- _Task description_
Rewrite the lines of data below as a numbered list, beginning with the line that contains "heatmap-cell [625, 208, 634, 217]" and continuing through the line that contains "heatmap-cell [152, 345, 161, 354]", both included. Leave out any blank lines.

- _Element boundary data_
= = = =

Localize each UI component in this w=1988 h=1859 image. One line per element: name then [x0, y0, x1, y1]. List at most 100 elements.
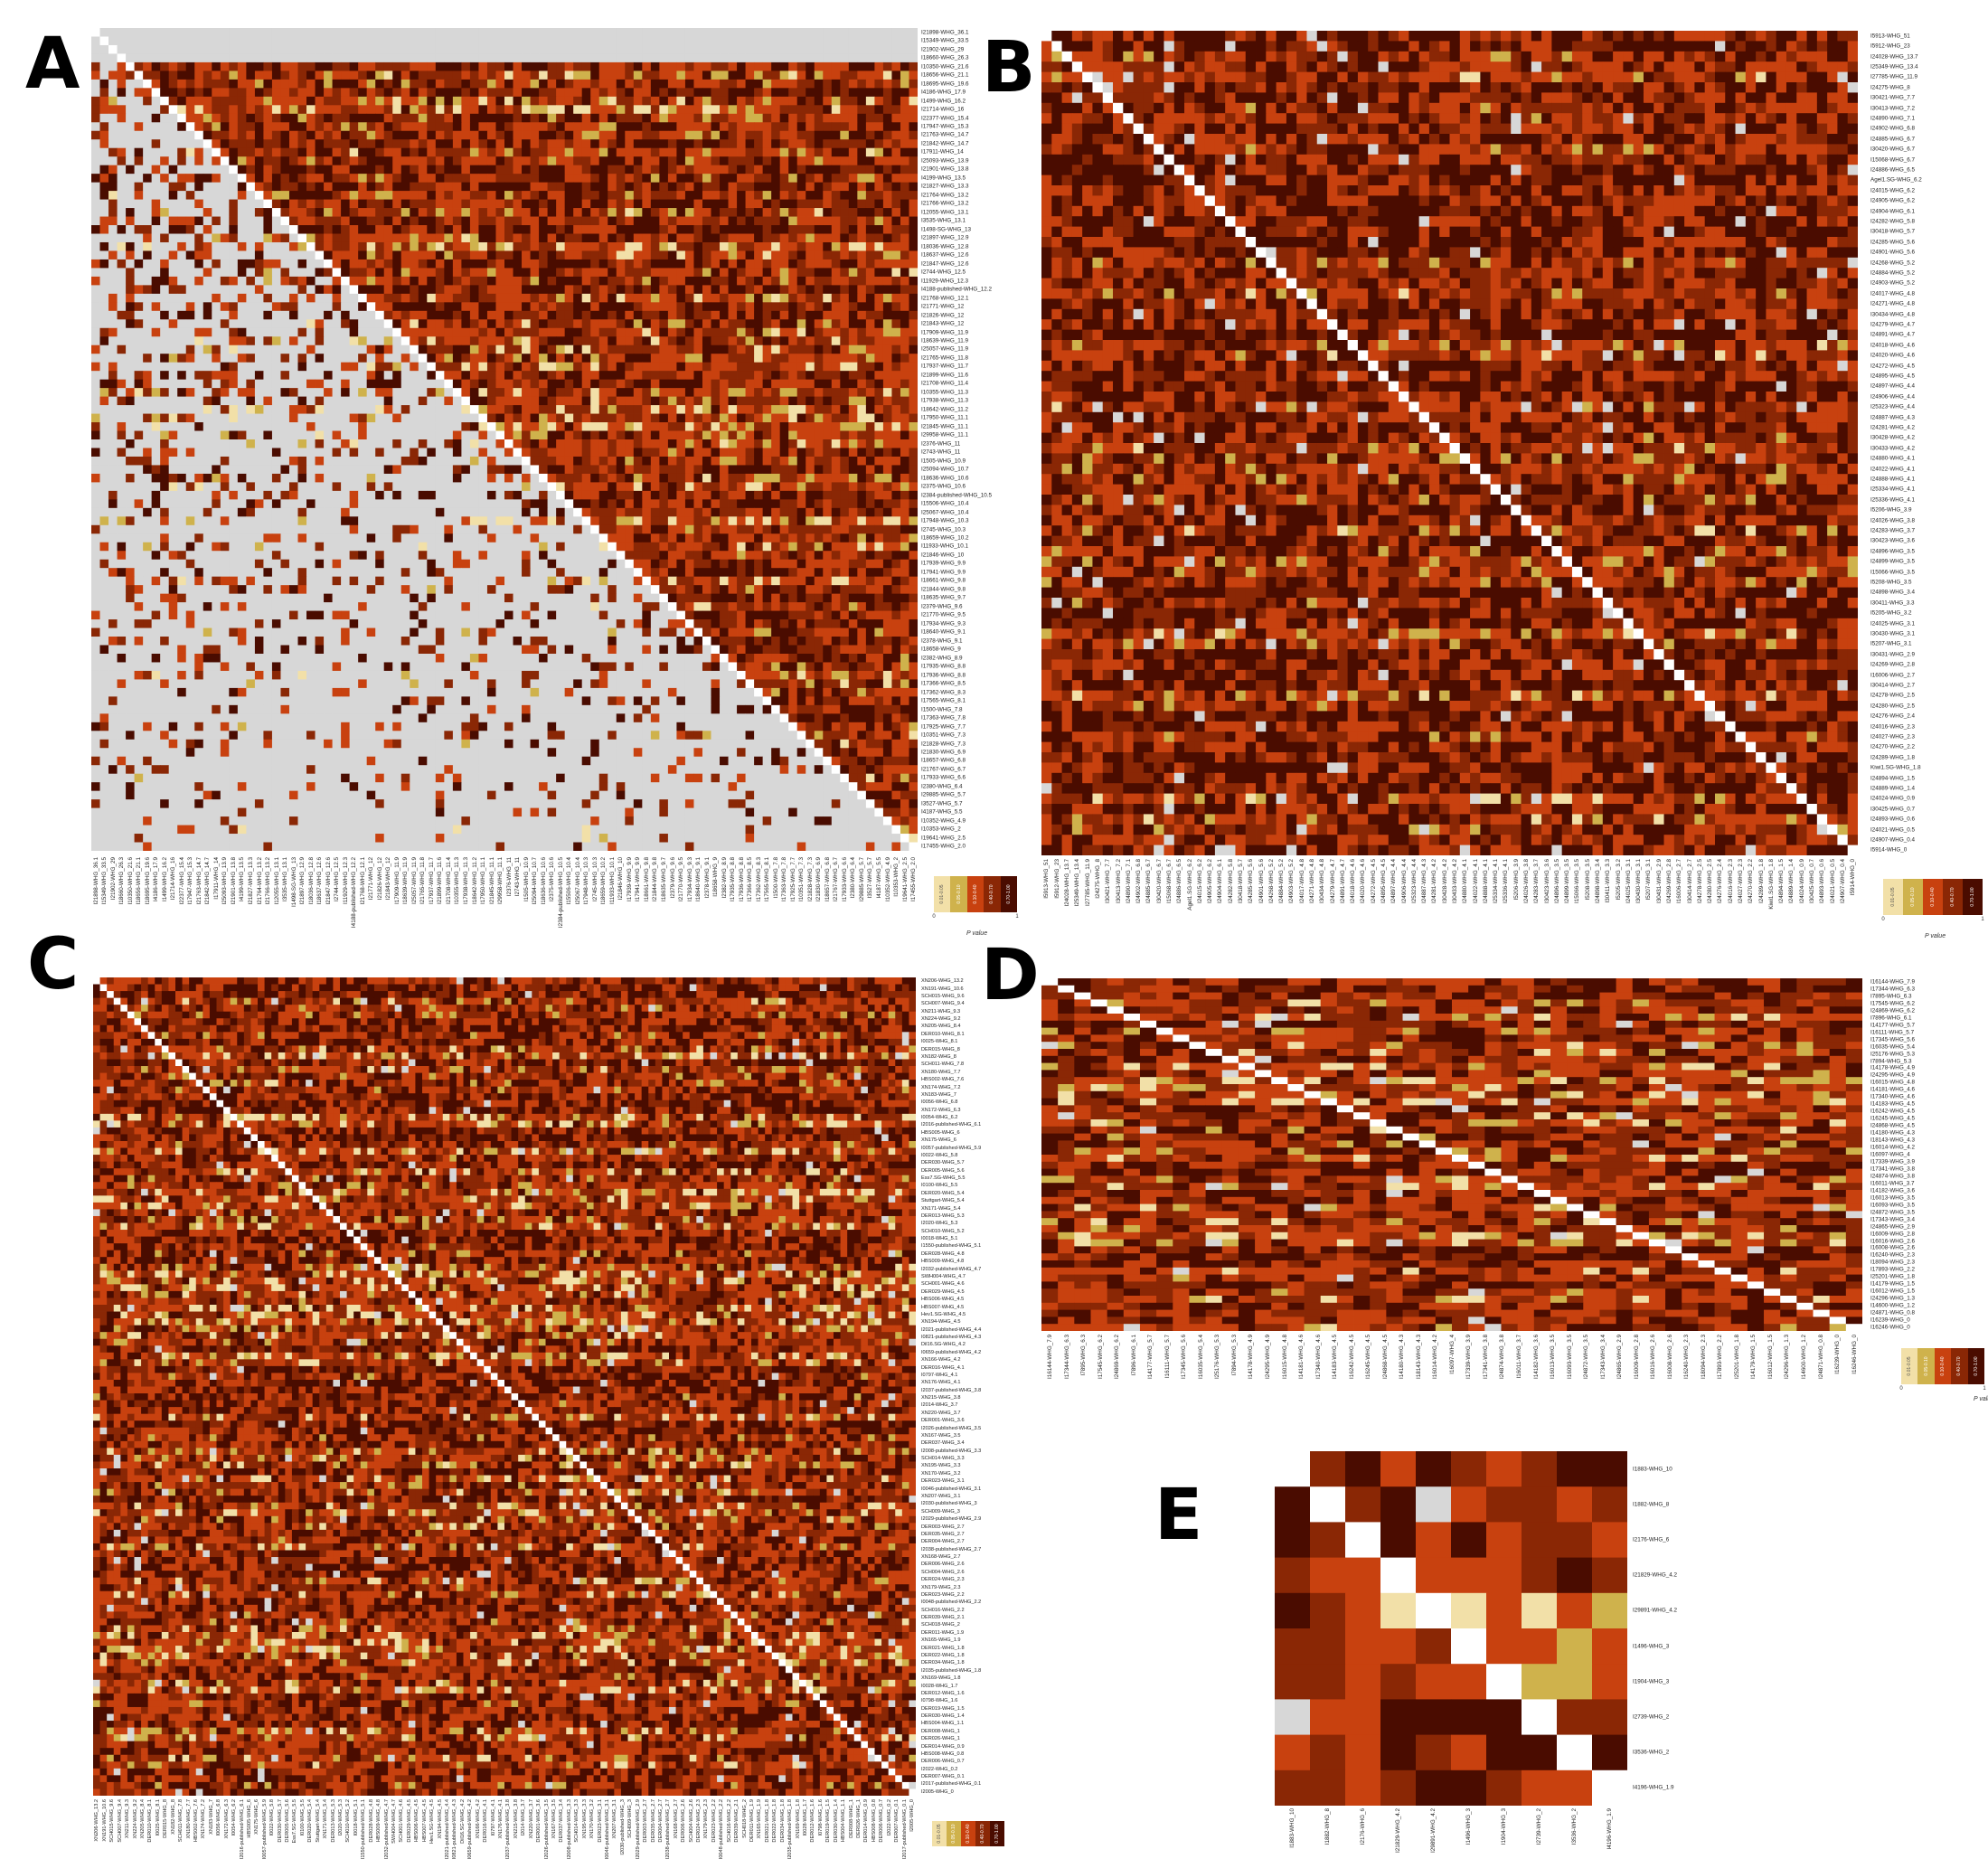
heatmap-cell [625, 208, 634, 217]
heatmap-cell [866, 388, 875, 397]
heatmap-cell [857, 62, 866, 71]
heatmap-cell [857, 405, 866, 414]
heatmap-cell [883, 114, 892, 123]
heatmap-cell [470, 354, 479, 363]
heatmap-cell [746, 294, 755, 303]
heatmap-cell [832, 114, 841, 123]
heatmap-cell [504, 36, 513, 45]
heatmap-cell [866, 285, 875, 294]
heatmap-cell [857, 268, 866, 277]
heatmap-cell [729, 268, 738, 277]
heatmap-cell [857, 217, 866, 226]
heatmap-cell [118, 53, 127, 62]
heatmap-cell [316, 363, 325, 372]
heatmap-cell [177, 388, 186, 397]
heatmap-cell [651, 260, 660, 269]
heatmap-cell [384, 97, 393, 106]
heatmap-cell [427, 285, 436, 294]
heatmap-cell [737, 405, 746, 414]
heatmap-cell [832, 294, 841, 303]
heatmap-cell [186, 371, 195, 380]
heatmap-cell [160, 97, 169, 106]
heatmap-cell [806, 431, 815, 440]
heatmap-cell [582, 165, 591, 175]
heatmap-cell [676, 285, 685, 294]
heatmap-cell [453, 28, 462, 37]
heatmap-cell [152, 345, 161, 354]
heatmap-cell [100, 217, 109, 226]
heatmap-cell [186, 191, 195, 200]
heatmap-cell [453, 285, 462, 294]
heatmap-cell [384, 371, 393, 380]
heatmap-cell [263, 28, 272, 37]
heatmap-cell [100, 114, 109, 123]
heatmap-cell [186, 174, 195, 183]
heatmap-cell [367, 311, 376, 320]
heatmap-cell [333, 88, 342, 97]
heatmap-cell [642, 114, 651, 123]
heatmap-cell [823, 388, 832, 397]
heatmap-cell [478, 439, 487, 448]
heatmap-cell [823, 71, 832, 80]
heatmap-cell [573, 148, 582, 157]
heatmap-cell [522, 200, 531, 209]
heatmap-cell [221, 165, 230, 175]
heatmap-cell [341, 242, 350, 251]
heatmap-cell [866, 217, 875, 226]
heatmap-cell [625, 285, 634, 294]
heatmap-cell [143, 405, 152, 414]
heatmap-cell [840, 148, 849, 157]
heatmap-cell [375, 225, 384, 234]
heatmap-cell [788, 80, 797, 89]
heatmap-cell [900, 242, 909, 251]
heatmap-cell [169, 457, 178, 466]
heatmap-cell [806, 80, 815, 89]
heatmap-cell [565, 439, 574, 448]
heatmap-cell [539, 183, 548, 192]
heatmap-cell [582, 354, 591, 363]
heatmap-cell [341, 388, 350, 397]
heatmap-cell [177, 294, 186, 303]
heatmap-cell [401, 354, 410, 363]
heatmap-cell [565, 45, 574, 54]
heatmap-cell [788, 148, 797, 157]
heatmap-cell [444, 405, 453, 414]
heatmap-cell [556, 165, 565, 175]
heatmap-cell [419, 268, 428, 277]
heatmap-cell [840, 242, 849, 251]
heatmap-cell [788, 105, 797, 114]
heatmap-cell [263, 285, 272, 294]
heatmap-cell [289, 328, 298, 337]
heatmap-cell [565, 363, 574, 372]
heatmap-cell [720, 225, 729, 234]
heatmap-cell [780, 277, 789, 286]
heatmap-cell [522, 388, 531, 397]
heatmap-cell [788, 336, 797, 345]
heatmap-cell [634, 448, 643, 457]
heatmap-cell [676, 217, 685, 226]
heatmap-cell [316, 183, 325, 192]
heatmap-cell [461, 191, 470, 200]
heatmap-cell [746, 388, 755, 397]
heatmap-cell [513, 345, 523, 354]
heatmap-cell [797, 97, 806, 106]
heatmap-cell [539, 431, 548, 440]
heatmap-cell [522, 165, 531, 175]
heatmap-cell [702, 336, 711, 345]
heatmap-cell [806, 217, 815, 226]
heatmap-cell [186, 448, 195, 457]
heatmap-cell [229, 345, 238, 354]
heatmap-cell [642, 431, 651, 440]
heatmap-cell [788, 250, 797, 260]
heatmap-cell [634, 371, 643, 380]
heatmap-cell [771, 422, 780, 431]
heatmap-cell [539, 457, 548, 466]
heatmap-cell [548, 36, 557, 45]
heatmap-cell [900, 217, 909, 226]
heatmap-cell [367, 139, 376, 148]
heatmap-cell [737, 260, 746, 269]
heatmap-cell [152, 380, 161, 389]
heatmap-cell [642, 225, 651, 234]
heatmap-cell [891, 208, 900, 217]
heatmap-cell [419, 371, 428, 380]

= = = =

- _Solved exercise_
1. heatmap-cell [625, 208, 634, 217]
2. heatmap-cell [866, 388, 875, 397]
3. heatmap-cell [857, 62, 866, 71]
4. heatmap-cell [857, 405, 866, 414]
5. heatmap-cell [883, 114, 892, 123]
6. heatmap-cell [470, 354, 479, 363]
7. heatmap-cell [746, 294, 755, 303]
8. heatmap-cell [832, 114, 841, 123]
9. heatmap-cell [504, 36, 513, 45]
10. heatmap-cell [866, 285, 875, 294]
11. heatmap-cell [857, 268, 866, 277]
12. heatmap-cell [729, 268, 738, 277]
13. heatmap-cell [857, 217, 866, 226]
14. heatmap-cell [118, 53, 127, 62]
15. heatmap-cell [316, 363, 325, 372]
16. heatmap-cell [177, 388, 186, 397]
17. heatmap-cell [651, 260, 660, 269]
18. heatmap-cell [384, 97, 393, 106]
19. heatmap-cell [427, 285, 436, 294]
20. heatmap-cell [737, 405, 746, 414]
21. heatmap-cell [832, 294, 841, 303]
22. heatmap-cell [186, 371, 195, 380]
23. heatmap-cell [160, 97, 169, 106]
24. heatmap-cell [806, 431, 815, 440]
25. heatmap-cell [582, 165, 591, 175]
26. heatmap-cell [676, 285, 685, 294]
27. heatmap-cell [453, 28, 462, 37]
28. heatmap-cell [152, 345, 161, 354]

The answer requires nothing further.